[WORK TO DO] Make an exact copy of each entry, leaving out every picture.

[EXTRACTED INFORMATION]
#####

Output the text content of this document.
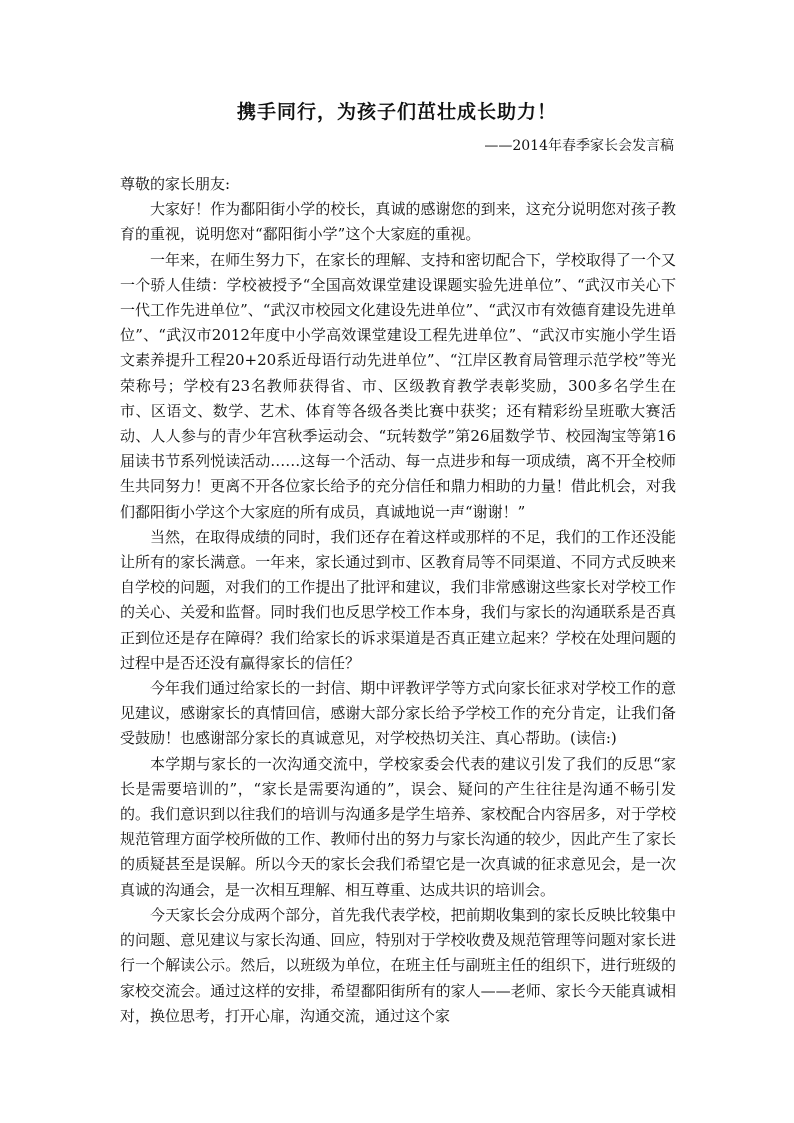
携手同行，为孩子们茁壮成长助力！
——2014年春季家长会发言稿

尊敬的家长朋友:

大家好！作为鄱阳街小学的校长，真诚的感谢您的到来，这充分说明您对孩子教育的重视，说明您对“鄱阳街小学”这个大家庭的重视。

一年来，在师生努力下，在家长的理解、支持和密切配合下，学校取得了一个又一个骄人佳绩：学校被授予“全国高效课堂建设课题实验先进单位”、“武汉市关心下一代工作先进单位”、“武汉市校园文化建设先进单位”、“武汉市有效德育建设先进单位”、“武汉市2012年度中小学高效课堂建设工程先进单位”、“武汉市实施小学生语文素养提升工程20+20系近母语行动先进单位”、“江岸区教育局管理示范学校”等光荣称号；学校有23名教师获得省、市、区级教育教学表彰奖励，300多名学生在市、区语文、数学、艺术、体育等各级各类比赛中获奖；还有精彩纷呈班歌大赛活动、人人参与的青少年宫秋季运动会、“玩转数学”第26届数学节、校园淘宝等第16届读书节系列悦读活动……这每一个活动、每一点进步和每一项成绩，离不开全校师生共同努力！更离不开各位家长给予的充分信任和鼎力相助的力量！借此机会，对我们鄱阳街小学这个大家庭的所有成员，真诚地说一声“谢谢！”

当然，在取得成绩的同时，我们还存在着这样或那样的不足，我们的工作还没能让所有的家长满意。一年来，家长通过到市、区教育局等不同渠道、不同方式反映来自学校的问题，对我们的工作提出了批评和建议，我们非常感谢这些家长对学校工作的关心、关爱和监督。同时我们也反思学校工作本身，我们与家长的沟通联系是否真正到位还是存在障碍？我们给家长的诉求渠道是否真正建立起来？学校在处理问题的过程中是否还没有赢得家长的信任？

今年我们通过给家长的一封信、期中评教评学等方式向家长征求对学校工作的意见建议，感谢家长的真情回信，感谢大部分家长给予学校工作的充分肯定，让我们备受鼓励！也感谢部分家长的真诚意见，对学校热切关注、真心帮助。(读信:)

本学期与家长的一次沟通交流中，学校家委会代表的建议引发了我们的反思“家长是需要培训的”，“家长是需要沟通的”，误会、疑问的产生往往是沟通不畅引发的。我们意识到以往我们的培训与沟通多是学生培养、家校配合内容居多，对于学校规范管理方面学校所做的工作、教师付出的努力与家长沟通的较少，因此产生了家长的质疑甚至是误解。所以今天的家长会我们希望它是一次真诚的征求意见会，是一次真诚的沟通会，是一次相互理解、相互尊重、达成共识的培训会。

今天家长会分成两个部分，首先我代表学校，把前期收集到的家长反映比较集中的问题、意见建议与家长沟通、回应，特别对于学校收费及规范管理等问题对家长进行一个解读公示。然后，以班级为单位，在班主任与副班主任的组织下，进行班级的家校交流会。通过这样的安排，希望鄱阳街所有的家人——老师、家长今天能真诚相对，换位思考，打开心扉，沟通交流，通过这个家
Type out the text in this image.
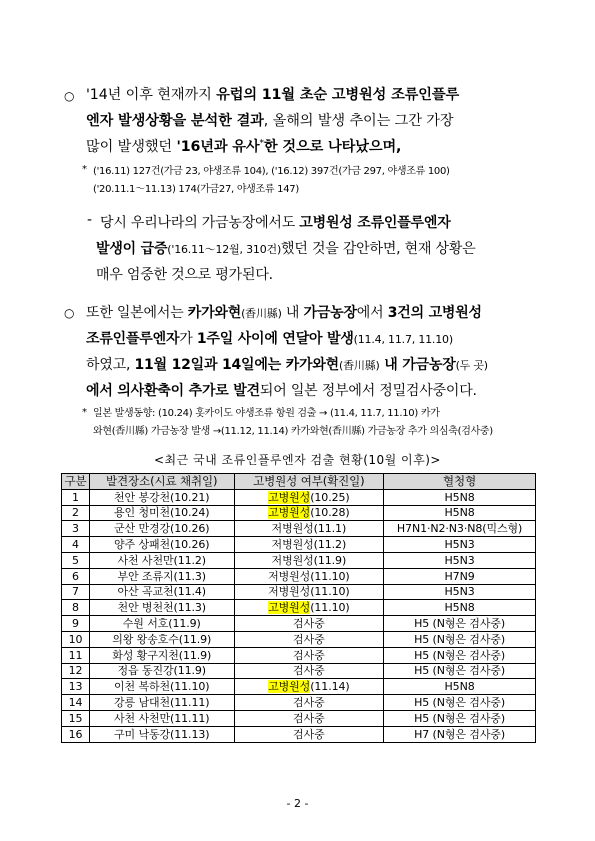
○ '14년 이후 현재까지 유럽의 11월 초순 고병원성 조류인플루
엔자 발생상황을 분석한 결과, 올해의 발생 추이는 그간 가장
많이 발생했던 '16년과 유사*한 것으로 나타났으며,
* ('16.11) 127건(가금 23, 야생조류 104), ('16.12) 397건(가금 297, 야생조류 100)
('20.11.1～11.13) 174(가금27, 야생조류 147)
- 당시 우리나라의 가금농장에서도 고병원성 조류인플루엔자
발생이 급증('16.11～12월, 310건)했던 것을 감안하면, 현재 상황은
매우 엄중한 것으로 평가된다.
○ 또한 일본에서는 카가와현(香川縣) 내 가금농장에서 3건의 고병원성
조류인플루엔자가 1주일 사이에 연달아 발생(11.4, 11.7, 11.10)
하였고, 11월 12일과 14일에는 카가와현(香川縣) 내 가금농장(두 곳)
에서 의사환축이 추가로 발견되어 일본 정부에서 정밀검사중이다.
* 일본 발생동향: (10.24) 홋카이도 야생조류 항원 검출 → (11.4, 11.7, 11.10) 카가
와현(香川縣) 가금농장 발생 →(11.12, 11.14) 카가와현(香川縣) 가금농장 추가 의심축(검사중)
<최근 국내 조류인플루엔자 검출 현황(10월 이후)>
구분	발견장소(시료 채취일)	고병원성 여부(확진일)	혈청형
1	천안 봉강천(10.21)	고병원성(10.25)	H5N8
2	용인 청미천(10.24)	고병원성(10.28)	H5N8
3	군산 만경강(10.26)	저병원성(11.1)	H7N1·N2·N3·N8(믹스형)
4	양주 상패천(10.26)	저병원성(11.2)	H5N3
5	사천 사천만(11.2)	저병원성(11.9)	H5N3
6	부안 조류지(11.3)	저병원성(11.10)	H7N9
7	아산 곡교천(11.4)	저병원성(11.10)	H5N3
8	천안 병천천(11.3)	고병원성(11.10)	H5N8
9	수원 서호(11.9)	검사중	H5 (N형은 검사중)
10	의왕 왕송호수(11.9)	검사중	H5 (N형은 검사중)
11	화성 황구지천(11.9)	검사중	H5 (N형은 검사중)
12	정읍 동진강(11.9)	검사중	H5 (N형은 검사중)
13	이천 복하천(11.10)	고병원성(11.14)	H5N8
14	강릉 남대천(11.11)	검사중	H5 (N형은 검사중)
15	사천 사천만(11.11)	검사중	H5 (N형은 검사중)
16	구미 낙동강(11.13)	검사중	H7 (N형은 검사중)
- 2 -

#####

[THE RESULT]
Output the text content of this document.
携手同行，为孩子们茁壮成长助力！
——2014年春季家长会发言稿

尊敬的家长朋友:

大家好！作为鄱阳街小学的校长，真诚的感谢您的到来，这充分说明您对孩子教育的重视，说明您对“鄱阳街小学”这个大家庭的重视。

一年来，在师生努力下，在家长的理解、支持和密切配合下，学校取得了一个又一个骄人佳绩：学校被授予“全国高效课堂建设课题实验先进单位”、“武汉市关心下一代工作先进单位”、“武汉市校园文化建设先进单位”、“武汉市有效德育建设先进单位”、“武汉市2012年度中小学高效课堂建设工程先进单位”、“武汉市实施小学生语文素养提升工程20+20系近母语行动先进单位”、“江岸区教育局管理示范学校”等光荣称号；学校有23名教师获得省、市、区级教育教学表彰奖励，300多名学生在市、区语文、数学、艺术、体育等各级各类比赛中获奖；还有精彩纷呈班歌大赛活动、人人参与的青少年宫秋季运动会、“玩转数学”第26届数学节、校园淘宝等第16届读书节系列悦读活动……这每一个活动、每一点进步和每一项成绩，离不开全校师生共同努力！更离不开各位家长给予的充分信任和鼎力相助的力量！借此机会，对我们鄱阳街小学这个大家庭的所有成员，真诚地说一声“谢谢！”

当然，在取得成绩的同时，我们还存在着这样或那样的不足，我们的工作还没能让所有的家长满意。一年来，家长通过到市、区教育局等不同渠道、不同方式反映来自学校的问题，对我们的工作提出了批评和建议，我们非常感谢这些家长对学校工作的关心、关爱和监督。同时我们也反思学校工作本身，我们与家长的沟通联系是否真正到位还是存在障碍？我们给家长的诉求渠道是否真正建立起来？学校在处理问题的过程中是否还没有赢得家长的信任？

今年我们通过给家长的一封信、期中评教评学等方式向家长征求对学校工作的意见建议，感谢家长的真情回信，感谢大部分家长给予学校工作的充分肯定，让我们备受鼓励！也感谢部分家长的真诚意见，对学校热切关注、真心帮助。(读信:)

本学期与家长的一次沟通交流中，学校家委会代表的建议引发了我们的反思“家长是需要培训的”，“家长是需要沟通的”，误会、疑问的产生往往是沟通不畅引发的。我们意识到以往我们的培训与沟通多是学生培养、家校配合内容居多，对于学校规范管理方面学校所做的工作、教师付出的努力与家长沟通的较少，因此产生了家长的质疑甚至是误解。所以今天的家长会我们希望它是一次真诚的征求意见会，是一次真诚的沟通会，是一次相互理解、相互尊重、达成共识的培训会。

今天家长会分成两个部分，首先我代表学校，把前期收集到的家长反映比较集中的问题、意见建议与家长沟通、回应，特别对于学校收费及规范管理等问题对家长进行一个解读公示。然后，以班级为单位，在班主任与副班主任的组织下，进行班级的家校交流会。通过这样的安排，希望鄱阳街所有的家人——老师、家长今天能真诚相对，换位思考，打开心扉，沟通交流，通过这个家
Type out the text in this image.
○ '14년 이후 현재까지 유럽의 11월 초순 고병원성 조류인플루
엔자 발생상황을 분석한 결과, 올해의 발생 추이는 그간 가장
많이 발생했던 '16년과 유사*한 것으로 나타났으며,
* ('16.11) 127건(가금 23, 야생조류 104), ('16.12) 397건(가금 297, 야생조류 100)
('20.11.1～11.13) 174(가금27, 야생조류 147)
- 당시 우리나라의 가금농장에서도 고병원성 조류인플루엔자
발생이 급증('16.11～12월, 310건)했던 것을 감안하면, 현재 상황은
매우 엄중한 것으로 평가된다.
○ 또한 일본에서는 카가와현(香川縣) 내 가금농장에서 3건의 고병원성
조류인플루엔자가 1주일 사이에 연달아 발생(11.4, 11.7, 11.10)
하였고, 11월 12일과 14일에는 카가와현(香川縣) 내 가금농장(두 곳)
에서 의사환축이 추가로 발견되어 일본 정부에서 정밀검사중이다.
* 일본 발생동향: (10.24) 홋카이도 야생조류 항원 검출 → (11.4, 11.7, 11.10) 카가
와현(香川縣) 가금농장 발생 →(11.12, 11.14) 카가와현(香川縣) 가금농장 추가 의심축(검사중)
<최근 국내 조류인플루엔자 검출 현황(10월 이후)>
구분	발견장소(시료 채취일)	고병원성 여부(확진일)	혈청형
1	천안 봉강천(10.21)	고병원성(10.25)	H5N8
2	용인 청미천(10.24)	고병원성(10.28)	H5N8
3	군산 만경강(10.26)	저병원성(11.1)	H7N1·N2·N3·N8(믹스형)
4	양주 상패천(10.26)	저병원성(11.2)	H5N3
5	사천 사천만(11.2)	저병원성(11.9)	H5N3
6	부안 조류지(11.3)	저병원성(11.10)	H7N9
7	아산 곡교천(11.4)	저병원성(11.10)	H5N3
8	천안 병천천(11.3)	고병원성(11.10)	H5N8
9	수원 서호(11.9)	검사중	H5 (N형은 검사중)
10	의왕 왕송호수(11.9)	검사중	H5 (N형은 검사중)
11	화성 황구지천(11.9)	검사중	H5 (N형은 검사중)
12	정읍 동진강(11.9)	검사중	H5 (N형은 검사중)
13	이천 복하천(11.10)	고병원성(11.14)	H5N8
14	강릉 남대천(11.11)	검사중	H5 (N형은 검사중)
15	사천 사천만(11.11)	검사중	H5 (N형은 검사중)
16	구미 낙동강(11.13)	검사중	H7 (N형은 검사중)
- 2 -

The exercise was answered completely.